§ **Exercise data**:
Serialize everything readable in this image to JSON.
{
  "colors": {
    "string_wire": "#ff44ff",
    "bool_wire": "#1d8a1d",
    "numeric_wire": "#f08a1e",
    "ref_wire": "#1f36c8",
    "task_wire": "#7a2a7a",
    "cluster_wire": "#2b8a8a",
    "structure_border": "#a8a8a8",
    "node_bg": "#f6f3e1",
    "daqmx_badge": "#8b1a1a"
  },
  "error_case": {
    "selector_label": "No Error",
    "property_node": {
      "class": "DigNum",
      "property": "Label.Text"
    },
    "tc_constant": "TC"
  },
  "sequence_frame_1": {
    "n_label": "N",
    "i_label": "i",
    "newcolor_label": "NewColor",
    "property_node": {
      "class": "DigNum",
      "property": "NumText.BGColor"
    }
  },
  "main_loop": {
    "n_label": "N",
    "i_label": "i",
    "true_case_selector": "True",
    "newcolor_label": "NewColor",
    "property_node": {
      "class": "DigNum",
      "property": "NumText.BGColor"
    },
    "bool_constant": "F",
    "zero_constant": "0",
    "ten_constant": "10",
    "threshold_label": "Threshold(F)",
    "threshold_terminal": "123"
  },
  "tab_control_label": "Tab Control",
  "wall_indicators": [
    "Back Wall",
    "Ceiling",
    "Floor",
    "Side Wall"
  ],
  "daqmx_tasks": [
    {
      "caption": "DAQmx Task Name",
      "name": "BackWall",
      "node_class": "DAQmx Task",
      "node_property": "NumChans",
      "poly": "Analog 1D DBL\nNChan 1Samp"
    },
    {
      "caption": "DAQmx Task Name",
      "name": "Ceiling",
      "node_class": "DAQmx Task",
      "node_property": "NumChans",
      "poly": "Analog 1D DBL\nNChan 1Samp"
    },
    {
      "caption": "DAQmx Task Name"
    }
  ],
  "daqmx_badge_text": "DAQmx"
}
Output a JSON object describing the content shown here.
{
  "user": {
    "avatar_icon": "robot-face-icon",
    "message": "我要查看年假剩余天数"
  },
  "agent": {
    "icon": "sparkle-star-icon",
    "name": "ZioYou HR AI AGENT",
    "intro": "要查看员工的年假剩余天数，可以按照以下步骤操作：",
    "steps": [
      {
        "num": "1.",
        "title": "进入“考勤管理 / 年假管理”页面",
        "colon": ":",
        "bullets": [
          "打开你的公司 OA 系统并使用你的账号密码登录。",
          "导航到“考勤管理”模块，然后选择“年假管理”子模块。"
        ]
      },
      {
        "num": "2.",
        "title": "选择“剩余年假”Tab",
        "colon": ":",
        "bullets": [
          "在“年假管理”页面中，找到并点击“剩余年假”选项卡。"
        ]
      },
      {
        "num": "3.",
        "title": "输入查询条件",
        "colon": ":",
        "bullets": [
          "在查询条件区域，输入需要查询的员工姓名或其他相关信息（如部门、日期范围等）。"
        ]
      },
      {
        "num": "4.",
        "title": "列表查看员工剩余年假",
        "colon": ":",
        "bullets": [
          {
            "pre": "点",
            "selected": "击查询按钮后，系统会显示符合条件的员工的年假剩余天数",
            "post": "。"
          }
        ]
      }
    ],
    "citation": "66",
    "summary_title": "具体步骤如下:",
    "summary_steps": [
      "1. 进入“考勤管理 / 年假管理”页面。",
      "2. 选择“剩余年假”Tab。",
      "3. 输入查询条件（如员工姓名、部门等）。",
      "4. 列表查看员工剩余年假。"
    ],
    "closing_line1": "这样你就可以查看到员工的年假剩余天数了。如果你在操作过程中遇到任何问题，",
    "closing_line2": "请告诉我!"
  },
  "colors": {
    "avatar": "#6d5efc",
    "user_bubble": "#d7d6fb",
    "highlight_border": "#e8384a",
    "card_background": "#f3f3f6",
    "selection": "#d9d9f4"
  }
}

* * *

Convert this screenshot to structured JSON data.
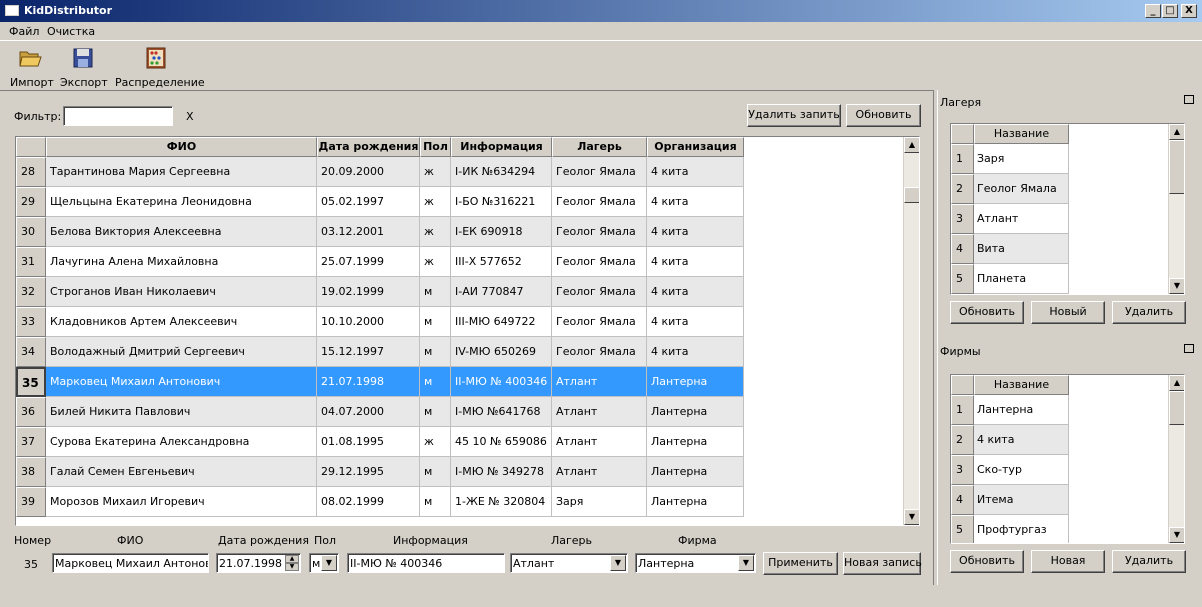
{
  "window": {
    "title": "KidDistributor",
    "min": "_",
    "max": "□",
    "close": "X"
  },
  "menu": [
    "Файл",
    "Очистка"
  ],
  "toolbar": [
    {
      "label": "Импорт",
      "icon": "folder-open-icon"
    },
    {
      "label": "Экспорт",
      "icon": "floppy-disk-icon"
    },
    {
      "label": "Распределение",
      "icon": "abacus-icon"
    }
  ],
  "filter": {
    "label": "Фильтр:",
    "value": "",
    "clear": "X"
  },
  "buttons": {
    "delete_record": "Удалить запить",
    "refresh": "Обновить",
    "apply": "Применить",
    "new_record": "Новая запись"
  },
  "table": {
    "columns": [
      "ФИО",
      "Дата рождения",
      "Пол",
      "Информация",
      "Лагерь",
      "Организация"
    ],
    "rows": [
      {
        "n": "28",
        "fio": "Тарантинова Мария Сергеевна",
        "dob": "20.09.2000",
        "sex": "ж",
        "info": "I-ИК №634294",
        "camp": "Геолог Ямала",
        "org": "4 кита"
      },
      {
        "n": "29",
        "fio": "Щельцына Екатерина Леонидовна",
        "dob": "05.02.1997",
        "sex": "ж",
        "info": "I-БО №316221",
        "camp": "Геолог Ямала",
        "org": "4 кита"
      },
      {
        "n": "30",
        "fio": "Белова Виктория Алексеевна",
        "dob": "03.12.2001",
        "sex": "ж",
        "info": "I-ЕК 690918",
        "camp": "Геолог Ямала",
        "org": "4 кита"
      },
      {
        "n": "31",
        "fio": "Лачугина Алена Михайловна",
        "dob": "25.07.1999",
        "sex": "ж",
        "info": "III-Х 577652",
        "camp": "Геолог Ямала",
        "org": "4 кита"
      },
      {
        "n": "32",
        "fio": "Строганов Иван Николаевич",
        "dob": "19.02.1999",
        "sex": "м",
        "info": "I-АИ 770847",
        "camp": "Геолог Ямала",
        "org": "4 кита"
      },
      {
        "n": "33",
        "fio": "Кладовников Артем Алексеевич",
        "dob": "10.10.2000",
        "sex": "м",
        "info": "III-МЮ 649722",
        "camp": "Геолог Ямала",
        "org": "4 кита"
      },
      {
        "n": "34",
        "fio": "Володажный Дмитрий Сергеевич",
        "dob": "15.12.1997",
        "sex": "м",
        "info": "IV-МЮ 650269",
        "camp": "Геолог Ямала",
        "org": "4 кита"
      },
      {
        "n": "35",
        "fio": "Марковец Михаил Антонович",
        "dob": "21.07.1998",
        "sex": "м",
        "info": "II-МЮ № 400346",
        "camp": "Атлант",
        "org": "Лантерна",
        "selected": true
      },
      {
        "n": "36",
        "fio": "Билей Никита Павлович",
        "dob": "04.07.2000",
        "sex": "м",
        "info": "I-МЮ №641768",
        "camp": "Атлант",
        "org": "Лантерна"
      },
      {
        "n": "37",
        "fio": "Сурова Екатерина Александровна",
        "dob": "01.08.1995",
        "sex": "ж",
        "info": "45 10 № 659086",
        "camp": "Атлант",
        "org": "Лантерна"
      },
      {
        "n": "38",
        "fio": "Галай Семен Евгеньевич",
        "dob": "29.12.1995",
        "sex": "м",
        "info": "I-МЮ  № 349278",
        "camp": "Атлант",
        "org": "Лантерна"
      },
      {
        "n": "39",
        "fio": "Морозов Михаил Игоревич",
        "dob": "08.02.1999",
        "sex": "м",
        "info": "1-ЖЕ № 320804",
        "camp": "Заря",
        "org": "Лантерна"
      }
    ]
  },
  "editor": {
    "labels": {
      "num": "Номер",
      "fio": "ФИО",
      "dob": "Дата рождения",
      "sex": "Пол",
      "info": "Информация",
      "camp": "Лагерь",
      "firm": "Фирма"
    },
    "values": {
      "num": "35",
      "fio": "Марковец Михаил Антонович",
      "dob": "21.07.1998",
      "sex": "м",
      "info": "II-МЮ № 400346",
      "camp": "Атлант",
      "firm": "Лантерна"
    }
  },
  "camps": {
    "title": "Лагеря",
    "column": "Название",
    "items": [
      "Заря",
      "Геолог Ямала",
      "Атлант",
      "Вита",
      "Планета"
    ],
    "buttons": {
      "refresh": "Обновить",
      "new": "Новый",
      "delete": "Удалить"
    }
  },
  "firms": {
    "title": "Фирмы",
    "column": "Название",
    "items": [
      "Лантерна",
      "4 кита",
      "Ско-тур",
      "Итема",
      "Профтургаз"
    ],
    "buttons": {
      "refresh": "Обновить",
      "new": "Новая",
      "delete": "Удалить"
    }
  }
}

§ **Given instruction**: All lines in the data that contain the word "this" should be copied.

§ **Task output**:
Serialize everything readable in this image to JSON.
Convert this screenshot to structured JSON data.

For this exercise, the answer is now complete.